§ AIM
Gather the lines that hold the string "encontramos".
* Start PROVIDED INFORMATION *
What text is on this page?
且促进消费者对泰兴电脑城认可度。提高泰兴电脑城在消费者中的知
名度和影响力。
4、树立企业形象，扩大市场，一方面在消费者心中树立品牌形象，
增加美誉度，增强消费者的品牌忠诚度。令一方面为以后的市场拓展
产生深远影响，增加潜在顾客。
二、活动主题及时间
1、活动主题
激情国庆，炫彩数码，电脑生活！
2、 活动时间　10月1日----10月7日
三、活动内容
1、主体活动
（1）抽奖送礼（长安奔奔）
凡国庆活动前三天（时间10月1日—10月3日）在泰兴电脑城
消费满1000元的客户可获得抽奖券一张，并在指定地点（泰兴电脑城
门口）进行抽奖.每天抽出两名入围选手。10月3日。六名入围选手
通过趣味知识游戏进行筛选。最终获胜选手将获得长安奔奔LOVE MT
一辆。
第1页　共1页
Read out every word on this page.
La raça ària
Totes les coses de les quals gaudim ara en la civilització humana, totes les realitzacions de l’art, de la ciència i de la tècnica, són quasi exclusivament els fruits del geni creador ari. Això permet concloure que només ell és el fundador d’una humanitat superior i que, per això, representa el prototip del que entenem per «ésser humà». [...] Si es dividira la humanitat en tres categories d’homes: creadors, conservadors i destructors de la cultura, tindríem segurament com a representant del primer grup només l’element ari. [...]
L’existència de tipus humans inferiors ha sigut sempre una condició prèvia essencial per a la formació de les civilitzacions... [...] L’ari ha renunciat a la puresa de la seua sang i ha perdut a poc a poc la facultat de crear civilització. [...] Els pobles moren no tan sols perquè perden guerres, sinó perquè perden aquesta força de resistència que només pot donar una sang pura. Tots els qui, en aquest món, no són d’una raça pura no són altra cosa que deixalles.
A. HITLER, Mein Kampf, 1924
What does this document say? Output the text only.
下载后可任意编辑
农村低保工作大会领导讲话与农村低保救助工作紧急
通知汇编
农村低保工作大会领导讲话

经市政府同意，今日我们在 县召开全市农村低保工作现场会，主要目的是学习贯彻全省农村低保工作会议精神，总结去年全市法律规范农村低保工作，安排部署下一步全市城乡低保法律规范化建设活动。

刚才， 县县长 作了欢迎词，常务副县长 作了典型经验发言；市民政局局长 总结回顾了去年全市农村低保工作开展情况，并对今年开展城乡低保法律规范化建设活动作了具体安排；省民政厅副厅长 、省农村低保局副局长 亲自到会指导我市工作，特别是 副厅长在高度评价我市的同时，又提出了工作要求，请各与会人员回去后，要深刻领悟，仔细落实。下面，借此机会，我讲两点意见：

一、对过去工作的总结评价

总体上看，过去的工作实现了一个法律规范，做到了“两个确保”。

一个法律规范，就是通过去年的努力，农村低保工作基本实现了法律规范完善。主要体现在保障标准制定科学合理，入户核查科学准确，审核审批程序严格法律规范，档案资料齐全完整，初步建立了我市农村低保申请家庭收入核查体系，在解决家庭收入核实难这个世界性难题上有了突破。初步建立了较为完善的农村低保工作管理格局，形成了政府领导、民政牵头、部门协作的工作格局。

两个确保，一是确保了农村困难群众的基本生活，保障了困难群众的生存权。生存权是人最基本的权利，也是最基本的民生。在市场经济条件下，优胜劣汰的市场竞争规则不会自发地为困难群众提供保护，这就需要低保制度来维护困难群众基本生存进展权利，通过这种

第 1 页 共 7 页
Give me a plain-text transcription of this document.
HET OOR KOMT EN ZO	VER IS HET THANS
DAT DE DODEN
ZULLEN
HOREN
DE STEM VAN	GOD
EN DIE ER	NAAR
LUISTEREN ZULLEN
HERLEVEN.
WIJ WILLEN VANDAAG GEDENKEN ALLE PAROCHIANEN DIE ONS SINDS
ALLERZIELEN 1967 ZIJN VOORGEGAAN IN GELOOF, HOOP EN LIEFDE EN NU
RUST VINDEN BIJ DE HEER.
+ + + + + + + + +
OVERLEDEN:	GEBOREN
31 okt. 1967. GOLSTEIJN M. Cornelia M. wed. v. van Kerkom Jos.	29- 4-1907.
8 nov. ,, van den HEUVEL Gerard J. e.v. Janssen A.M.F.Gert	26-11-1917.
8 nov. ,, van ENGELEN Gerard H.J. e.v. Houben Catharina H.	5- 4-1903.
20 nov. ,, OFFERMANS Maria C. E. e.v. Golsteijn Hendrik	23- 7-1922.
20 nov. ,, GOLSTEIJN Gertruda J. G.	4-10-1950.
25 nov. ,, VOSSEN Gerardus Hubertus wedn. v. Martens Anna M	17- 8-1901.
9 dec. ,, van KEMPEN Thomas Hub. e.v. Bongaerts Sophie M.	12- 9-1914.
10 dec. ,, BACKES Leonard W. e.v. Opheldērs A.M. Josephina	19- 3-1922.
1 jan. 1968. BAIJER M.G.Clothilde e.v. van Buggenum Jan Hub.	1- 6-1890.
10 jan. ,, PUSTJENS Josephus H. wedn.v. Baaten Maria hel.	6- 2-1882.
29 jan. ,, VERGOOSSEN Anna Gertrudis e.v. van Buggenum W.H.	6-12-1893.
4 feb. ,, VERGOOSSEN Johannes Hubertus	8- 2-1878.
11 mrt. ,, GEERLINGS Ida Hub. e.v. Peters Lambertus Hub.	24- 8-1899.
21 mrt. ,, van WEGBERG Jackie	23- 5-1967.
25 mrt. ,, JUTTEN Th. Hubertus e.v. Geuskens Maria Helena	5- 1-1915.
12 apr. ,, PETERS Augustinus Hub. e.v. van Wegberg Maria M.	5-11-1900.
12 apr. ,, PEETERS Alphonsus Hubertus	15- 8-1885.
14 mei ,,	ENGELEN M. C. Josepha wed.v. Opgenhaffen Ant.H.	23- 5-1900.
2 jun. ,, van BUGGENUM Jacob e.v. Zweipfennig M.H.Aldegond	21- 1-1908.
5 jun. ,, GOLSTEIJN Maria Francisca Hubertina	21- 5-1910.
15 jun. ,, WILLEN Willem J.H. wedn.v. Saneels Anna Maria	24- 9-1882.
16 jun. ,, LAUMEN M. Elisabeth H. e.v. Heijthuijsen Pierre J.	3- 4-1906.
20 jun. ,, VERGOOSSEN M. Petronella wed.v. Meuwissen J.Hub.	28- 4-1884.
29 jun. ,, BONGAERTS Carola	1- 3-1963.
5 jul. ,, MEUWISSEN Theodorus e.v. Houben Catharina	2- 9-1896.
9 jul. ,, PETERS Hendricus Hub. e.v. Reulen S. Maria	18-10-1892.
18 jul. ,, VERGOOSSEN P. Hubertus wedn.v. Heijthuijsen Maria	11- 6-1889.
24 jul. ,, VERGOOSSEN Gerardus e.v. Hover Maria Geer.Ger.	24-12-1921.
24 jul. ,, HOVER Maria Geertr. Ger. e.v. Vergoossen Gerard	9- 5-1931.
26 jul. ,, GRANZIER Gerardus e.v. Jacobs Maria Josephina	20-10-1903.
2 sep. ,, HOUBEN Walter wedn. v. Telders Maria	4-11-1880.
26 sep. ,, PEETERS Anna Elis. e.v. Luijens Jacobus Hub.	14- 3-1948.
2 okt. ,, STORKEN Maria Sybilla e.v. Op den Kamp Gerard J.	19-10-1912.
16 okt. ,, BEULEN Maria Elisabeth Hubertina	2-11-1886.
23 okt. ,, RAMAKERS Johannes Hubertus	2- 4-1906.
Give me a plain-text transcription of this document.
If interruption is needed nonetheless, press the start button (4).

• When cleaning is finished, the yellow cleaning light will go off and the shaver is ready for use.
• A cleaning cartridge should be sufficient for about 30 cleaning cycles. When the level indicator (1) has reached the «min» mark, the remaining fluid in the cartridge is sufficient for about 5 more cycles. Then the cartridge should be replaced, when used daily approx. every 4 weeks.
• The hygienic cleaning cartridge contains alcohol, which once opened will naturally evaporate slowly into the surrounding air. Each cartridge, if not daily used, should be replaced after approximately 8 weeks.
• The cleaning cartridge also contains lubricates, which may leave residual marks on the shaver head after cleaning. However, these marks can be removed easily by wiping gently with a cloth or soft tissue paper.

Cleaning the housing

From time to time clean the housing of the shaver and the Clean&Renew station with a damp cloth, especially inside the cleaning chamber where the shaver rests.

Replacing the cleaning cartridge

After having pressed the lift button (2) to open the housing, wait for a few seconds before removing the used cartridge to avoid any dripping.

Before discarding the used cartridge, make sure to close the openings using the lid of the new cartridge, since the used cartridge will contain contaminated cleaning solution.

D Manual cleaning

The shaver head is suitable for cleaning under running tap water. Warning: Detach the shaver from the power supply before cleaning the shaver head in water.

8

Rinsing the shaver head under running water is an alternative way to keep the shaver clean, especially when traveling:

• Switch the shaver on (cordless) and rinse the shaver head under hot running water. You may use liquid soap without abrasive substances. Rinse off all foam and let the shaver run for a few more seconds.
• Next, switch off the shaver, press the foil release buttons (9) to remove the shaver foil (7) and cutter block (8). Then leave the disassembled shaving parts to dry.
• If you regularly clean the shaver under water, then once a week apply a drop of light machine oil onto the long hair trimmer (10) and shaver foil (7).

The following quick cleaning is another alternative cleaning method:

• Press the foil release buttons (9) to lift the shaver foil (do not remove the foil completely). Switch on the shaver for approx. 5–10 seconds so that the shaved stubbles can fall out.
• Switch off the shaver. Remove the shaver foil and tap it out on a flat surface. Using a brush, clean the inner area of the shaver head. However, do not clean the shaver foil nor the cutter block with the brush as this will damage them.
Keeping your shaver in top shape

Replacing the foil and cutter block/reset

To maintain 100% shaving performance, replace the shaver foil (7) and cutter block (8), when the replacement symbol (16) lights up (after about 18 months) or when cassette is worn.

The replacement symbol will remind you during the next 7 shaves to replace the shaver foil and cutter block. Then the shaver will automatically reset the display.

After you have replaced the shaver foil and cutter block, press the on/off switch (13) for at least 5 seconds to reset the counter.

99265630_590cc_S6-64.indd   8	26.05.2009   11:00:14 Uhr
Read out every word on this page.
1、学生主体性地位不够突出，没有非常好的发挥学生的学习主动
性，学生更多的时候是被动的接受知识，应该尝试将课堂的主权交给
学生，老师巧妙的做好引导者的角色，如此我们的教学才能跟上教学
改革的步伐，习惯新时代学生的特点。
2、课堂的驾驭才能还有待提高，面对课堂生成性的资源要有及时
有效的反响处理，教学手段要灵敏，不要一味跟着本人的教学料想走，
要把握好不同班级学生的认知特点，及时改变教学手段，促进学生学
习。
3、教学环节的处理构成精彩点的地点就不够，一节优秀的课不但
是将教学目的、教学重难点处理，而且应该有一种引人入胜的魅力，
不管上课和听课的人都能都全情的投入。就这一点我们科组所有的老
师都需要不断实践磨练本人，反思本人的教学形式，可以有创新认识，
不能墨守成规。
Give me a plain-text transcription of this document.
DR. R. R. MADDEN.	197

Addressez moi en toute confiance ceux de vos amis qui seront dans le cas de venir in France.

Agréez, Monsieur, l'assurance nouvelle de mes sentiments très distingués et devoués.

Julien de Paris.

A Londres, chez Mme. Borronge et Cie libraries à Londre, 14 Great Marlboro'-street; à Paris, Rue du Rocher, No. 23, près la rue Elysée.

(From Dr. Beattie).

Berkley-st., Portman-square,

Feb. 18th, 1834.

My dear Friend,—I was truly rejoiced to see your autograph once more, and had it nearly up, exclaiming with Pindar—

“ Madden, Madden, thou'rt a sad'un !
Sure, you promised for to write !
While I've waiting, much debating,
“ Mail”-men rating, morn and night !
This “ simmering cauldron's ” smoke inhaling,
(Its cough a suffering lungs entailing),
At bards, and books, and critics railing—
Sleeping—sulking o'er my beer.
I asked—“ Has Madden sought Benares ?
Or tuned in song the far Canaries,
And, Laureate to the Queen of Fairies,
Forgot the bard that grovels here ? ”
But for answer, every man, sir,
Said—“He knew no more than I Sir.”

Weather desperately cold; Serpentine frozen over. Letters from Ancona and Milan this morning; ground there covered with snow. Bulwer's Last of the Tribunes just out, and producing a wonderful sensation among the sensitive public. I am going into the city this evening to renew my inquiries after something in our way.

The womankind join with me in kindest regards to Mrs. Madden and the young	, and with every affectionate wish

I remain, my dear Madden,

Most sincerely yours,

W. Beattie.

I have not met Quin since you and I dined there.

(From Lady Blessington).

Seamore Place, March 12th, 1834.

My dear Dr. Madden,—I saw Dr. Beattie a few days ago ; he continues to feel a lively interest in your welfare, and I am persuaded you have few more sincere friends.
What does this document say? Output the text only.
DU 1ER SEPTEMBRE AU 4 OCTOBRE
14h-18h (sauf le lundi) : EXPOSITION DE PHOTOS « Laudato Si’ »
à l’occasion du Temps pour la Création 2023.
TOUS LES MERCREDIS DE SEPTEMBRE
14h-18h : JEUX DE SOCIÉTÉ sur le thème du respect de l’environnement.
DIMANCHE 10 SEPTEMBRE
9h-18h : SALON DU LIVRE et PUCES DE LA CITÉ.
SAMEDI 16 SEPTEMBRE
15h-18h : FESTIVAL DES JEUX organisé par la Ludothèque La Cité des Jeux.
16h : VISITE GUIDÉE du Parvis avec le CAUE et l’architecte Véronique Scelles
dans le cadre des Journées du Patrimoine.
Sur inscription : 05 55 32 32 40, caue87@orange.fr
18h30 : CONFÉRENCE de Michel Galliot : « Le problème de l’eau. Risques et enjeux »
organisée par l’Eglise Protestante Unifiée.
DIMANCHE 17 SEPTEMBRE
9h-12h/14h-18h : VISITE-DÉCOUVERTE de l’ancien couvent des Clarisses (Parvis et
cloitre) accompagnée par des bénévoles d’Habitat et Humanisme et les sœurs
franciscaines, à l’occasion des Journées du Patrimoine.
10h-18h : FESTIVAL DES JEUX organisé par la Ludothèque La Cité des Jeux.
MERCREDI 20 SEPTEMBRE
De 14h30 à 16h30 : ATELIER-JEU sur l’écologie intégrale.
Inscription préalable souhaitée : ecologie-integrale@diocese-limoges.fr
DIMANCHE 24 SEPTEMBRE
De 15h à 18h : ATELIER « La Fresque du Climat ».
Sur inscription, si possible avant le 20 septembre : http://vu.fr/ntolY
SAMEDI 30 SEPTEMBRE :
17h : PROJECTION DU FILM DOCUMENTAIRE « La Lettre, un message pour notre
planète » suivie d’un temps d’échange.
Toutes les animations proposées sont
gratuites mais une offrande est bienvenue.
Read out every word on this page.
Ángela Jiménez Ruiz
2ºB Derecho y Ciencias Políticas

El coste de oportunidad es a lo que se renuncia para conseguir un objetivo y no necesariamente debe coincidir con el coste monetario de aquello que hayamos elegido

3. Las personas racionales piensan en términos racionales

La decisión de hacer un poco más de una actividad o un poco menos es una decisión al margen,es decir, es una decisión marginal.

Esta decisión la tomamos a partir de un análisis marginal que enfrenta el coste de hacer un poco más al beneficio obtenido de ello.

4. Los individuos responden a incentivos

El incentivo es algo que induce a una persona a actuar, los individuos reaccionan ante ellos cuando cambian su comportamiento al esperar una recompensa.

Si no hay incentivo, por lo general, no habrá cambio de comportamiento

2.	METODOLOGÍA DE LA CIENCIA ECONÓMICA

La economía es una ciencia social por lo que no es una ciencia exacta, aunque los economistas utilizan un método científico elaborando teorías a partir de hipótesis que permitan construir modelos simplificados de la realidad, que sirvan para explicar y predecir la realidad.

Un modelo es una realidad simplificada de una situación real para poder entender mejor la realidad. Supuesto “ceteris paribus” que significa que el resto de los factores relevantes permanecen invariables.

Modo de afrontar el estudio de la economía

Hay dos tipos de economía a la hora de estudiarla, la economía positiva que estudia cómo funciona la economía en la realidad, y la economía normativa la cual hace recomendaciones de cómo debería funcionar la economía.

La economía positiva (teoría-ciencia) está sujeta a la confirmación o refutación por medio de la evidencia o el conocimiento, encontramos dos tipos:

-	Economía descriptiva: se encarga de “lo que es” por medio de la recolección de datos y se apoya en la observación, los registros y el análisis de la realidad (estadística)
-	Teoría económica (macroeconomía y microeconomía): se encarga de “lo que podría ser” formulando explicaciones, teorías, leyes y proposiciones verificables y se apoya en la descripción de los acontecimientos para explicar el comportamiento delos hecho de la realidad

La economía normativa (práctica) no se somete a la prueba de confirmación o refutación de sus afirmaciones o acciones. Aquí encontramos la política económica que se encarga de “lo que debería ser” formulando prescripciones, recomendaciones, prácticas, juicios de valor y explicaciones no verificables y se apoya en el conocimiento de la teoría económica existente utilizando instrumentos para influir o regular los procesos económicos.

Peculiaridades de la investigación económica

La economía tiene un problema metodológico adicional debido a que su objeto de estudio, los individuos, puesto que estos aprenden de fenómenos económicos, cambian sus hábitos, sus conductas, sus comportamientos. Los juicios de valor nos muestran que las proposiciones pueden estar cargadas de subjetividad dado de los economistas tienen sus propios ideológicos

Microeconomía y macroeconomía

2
* End PROVIDED INFORMATION *
§ RESULT OF THE EXERCISE
La economía positiva (teoría-ciencia) está sujeta a la confirmación o refutación por medio de la evidencia o el conocimiento, encontramos dos tipos:
La economía normativa (práctica) no se somete a la prueba de confirmación o refutación de sus afirmaciones o acciones. Aquí encontramos la política económica que se encarga de “lo que debería ser” formulando prescripciones, recomendaciones, prácticas, juicios de valor y explicaciones no verificables y se apoya en el conocimiento de la teoría económica existente utilizando instrumentos para influir o regular los procesos económicos.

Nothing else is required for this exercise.